TEXT SHOWN:
*****

# Stirling Number of the Second Kind of Number with Self

## Theorem

$\displaystyle \left\{ {n \atop n}\right\} = 1$

where $\displaystyle \left\{ {n \atop n}\right\}$ denotes a Stirling number of the second kind.

## Proof

The proof proceeds by induction.

For all $n \in \N_{> 0}$, let $P \left({n}\right)$ be the proposition:

$\displaystyle \left\{ {n \atop n}\right\} = 1$

### Basis for the Induction

$P \left({0}\right)$ is the case:

 $\displaystyle \left\{ {0 \atop 0}\right\}$ $=$ $\displaystyle \delta_{0 0}$ Stirling Number of the Second Kind of 0 $\displaystyle$ $=$ $\displaystyle 1$ Definition of Kronecker Delta

This is the basis for the induction.

### Induction Hypothesis

Now it needs to be shown that, if $P \left({k}\right)$ is true, where $k \ge 2$, then it logically follows that $P \left({k + 1}\right)$ is true.

So this is the induction hypothesis:

$\displaystyle \left\{ {k \atop k}\right\} = 1$

from which it is to be shown that:

$\displaystyle \left\{ {k + 1 \atop k + 1}\right\} = 1$

### Induction Step

This is the induction step:

 $\displaystyle \left\{ { {k + 1} \atop {k + 1} }\right\}$ $=$ $\displaystyle \left({k + 1}\right) \left\{ {k \atop {k + 1} }\right\} + \left\{ {k \atop k}\right\}$ Definition of Stirling Numbers of the Second Kind $\displaystyle$ $=$ $\displaystyle \left({k + 1}\right) \times 0 + \left\{ {k \atop k}\right\}$ Stirling Number of Number with Greater $\displaystyle$ $=$ $\displaystyle \left\{ {k \atop k}\right\}$ $\displaystyle$ $=$ $\displaystyle 1$ Induction Hypothesis

So $P \left({k}\right) \implies P \left({k + 1}\right)$ and the result follows by the Principle of Mathematical Induction.

Therefore:

$\displaystyle \forall n \in \Z_{\ge 0}: \left\{ {n \atop n}\right\} = 1$

$\blacksquare$

*****

DATASET RECORDS:
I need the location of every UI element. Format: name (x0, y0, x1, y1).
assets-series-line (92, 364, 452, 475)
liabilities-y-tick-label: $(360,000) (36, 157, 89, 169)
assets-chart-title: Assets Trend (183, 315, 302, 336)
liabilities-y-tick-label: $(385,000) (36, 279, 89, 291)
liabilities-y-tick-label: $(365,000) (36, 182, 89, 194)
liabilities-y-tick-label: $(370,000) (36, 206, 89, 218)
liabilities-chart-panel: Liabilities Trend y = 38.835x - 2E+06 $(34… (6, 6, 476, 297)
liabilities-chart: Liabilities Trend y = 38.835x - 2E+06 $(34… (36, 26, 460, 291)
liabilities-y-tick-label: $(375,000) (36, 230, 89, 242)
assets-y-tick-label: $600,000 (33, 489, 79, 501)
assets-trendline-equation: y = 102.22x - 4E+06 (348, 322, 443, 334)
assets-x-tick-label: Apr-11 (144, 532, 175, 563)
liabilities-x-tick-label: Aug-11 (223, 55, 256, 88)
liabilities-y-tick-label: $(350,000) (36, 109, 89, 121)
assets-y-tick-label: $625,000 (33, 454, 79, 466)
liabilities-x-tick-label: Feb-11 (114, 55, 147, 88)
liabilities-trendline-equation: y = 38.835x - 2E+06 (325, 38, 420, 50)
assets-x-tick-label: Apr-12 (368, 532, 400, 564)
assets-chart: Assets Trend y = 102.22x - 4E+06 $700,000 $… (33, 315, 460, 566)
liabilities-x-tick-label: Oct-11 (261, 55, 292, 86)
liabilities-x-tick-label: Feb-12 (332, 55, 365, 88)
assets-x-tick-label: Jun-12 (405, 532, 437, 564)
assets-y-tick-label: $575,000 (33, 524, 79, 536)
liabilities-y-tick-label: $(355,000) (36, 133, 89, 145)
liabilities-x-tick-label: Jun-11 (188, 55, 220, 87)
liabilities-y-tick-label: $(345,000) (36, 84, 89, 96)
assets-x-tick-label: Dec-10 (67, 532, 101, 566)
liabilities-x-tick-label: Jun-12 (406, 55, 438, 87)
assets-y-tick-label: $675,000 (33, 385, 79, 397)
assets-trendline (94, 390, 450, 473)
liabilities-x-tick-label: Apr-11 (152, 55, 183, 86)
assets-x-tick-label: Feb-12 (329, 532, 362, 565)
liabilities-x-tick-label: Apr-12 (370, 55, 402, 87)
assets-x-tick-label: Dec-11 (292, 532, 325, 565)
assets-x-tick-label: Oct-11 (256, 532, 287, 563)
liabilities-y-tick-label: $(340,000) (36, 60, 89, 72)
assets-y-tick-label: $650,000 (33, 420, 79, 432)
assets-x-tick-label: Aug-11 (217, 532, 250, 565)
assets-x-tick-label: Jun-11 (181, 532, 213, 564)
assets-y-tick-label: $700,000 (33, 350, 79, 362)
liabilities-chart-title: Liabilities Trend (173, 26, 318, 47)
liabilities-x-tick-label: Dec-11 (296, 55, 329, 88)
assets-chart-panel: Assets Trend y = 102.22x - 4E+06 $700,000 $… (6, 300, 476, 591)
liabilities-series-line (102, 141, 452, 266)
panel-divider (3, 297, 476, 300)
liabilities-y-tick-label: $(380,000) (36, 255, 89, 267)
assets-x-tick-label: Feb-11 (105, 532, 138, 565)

*****

WHAT NEEDS TO BE DONE: From the Stirling number proof, extract without any change the passage that opens with the words containing "# Stirling Number" and closes with "proceeds by induction.".

ANSWER FOR THE TASK:
# Stirling Number of the Second Kind of Number with Self

## Theorem

$\displaystyle \left\{ {n \atop n}\right\} = 1$

where $\displaystyle \left\{ {n \atop n}\right\}$ denotes a Stirling number of the second kind.

## Proof

The proof proceeds by induction.